▶ **What is being asked**
Search the listing below for the string "statistics" and show each line that contains it.

▶ **Entries**
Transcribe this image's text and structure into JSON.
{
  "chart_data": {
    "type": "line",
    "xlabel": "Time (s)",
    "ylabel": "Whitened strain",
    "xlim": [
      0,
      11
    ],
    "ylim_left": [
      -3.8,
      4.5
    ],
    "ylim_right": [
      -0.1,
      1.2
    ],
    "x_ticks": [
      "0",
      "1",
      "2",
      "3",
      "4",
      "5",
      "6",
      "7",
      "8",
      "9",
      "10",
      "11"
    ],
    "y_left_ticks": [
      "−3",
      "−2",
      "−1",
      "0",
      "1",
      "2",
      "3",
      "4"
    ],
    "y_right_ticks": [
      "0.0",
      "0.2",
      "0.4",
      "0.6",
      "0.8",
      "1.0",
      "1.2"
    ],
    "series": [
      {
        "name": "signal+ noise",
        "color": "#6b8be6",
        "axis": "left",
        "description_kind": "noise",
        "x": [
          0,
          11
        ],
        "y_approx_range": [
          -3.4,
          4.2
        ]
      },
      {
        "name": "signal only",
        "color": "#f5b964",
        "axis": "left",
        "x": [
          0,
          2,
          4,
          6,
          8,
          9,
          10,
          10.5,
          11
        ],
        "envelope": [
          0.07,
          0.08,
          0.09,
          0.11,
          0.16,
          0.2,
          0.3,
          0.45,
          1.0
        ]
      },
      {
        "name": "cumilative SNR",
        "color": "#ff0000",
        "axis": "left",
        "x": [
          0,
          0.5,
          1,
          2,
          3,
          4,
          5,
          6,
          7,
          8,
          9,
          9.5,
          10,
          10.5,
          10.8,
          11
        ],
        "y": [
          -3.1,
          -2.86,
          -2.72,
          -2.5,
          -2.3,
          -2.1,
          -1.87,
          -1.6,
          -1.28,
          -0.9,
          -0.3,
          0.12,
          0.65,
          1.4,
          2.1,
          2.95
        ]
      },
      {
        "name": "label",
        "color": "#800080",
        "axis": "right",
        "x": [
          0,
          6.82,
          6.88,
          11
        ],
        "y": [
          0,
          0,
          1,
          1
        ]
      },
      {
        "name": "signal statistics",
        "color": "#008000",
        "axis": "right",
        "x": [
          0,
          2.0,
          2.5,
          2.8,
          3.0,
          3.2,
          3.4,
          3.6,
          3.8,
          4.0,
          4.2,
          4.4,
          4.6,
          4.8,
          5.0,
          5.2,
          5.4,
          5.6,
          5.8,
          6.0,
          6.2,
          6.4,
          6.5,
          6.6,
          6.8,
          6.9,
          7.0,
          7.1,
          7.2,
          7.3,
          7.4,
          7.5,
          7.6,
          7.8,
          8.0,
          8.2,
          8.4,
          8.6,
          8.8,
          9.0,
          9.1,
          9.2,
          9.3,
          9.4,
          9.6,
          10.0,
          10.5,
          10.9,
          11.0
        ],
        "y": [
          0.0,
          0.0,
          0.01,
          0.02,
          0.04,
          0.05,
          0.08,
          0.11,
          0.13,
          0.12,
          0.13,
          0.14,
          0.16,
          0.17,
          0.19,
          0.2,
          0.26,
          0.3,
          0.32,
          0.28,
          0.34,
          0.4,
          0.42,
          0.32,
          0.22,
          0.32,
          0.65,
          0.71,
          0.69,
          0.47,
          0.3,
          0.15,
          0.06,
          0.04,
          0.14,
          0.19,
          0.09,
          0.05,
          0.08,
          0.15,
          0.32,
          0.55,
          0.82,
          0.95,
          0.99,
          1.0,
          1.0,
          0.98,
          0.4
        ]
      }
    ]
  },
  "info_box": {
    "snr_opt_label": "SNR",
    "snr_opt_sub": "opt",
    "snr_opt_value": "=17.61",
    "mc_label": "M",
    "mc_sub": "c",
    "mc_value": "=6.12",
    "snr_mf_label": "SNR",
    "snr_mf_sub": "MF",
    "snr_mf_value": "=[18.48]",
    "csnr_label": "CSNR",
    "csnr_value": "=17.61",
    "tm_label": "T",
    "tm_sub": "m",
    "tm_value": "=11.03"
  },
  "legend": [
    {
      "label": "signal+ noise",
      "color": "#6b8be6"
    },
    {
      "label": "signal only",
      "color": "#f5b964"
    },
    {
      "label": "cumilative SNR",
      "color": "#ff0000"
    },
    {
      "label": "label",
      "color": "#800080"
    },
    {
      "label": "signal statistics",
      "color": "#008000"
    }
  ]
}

▶ **Response**
        "name": "signal statistics",
      "label": "signal statistics",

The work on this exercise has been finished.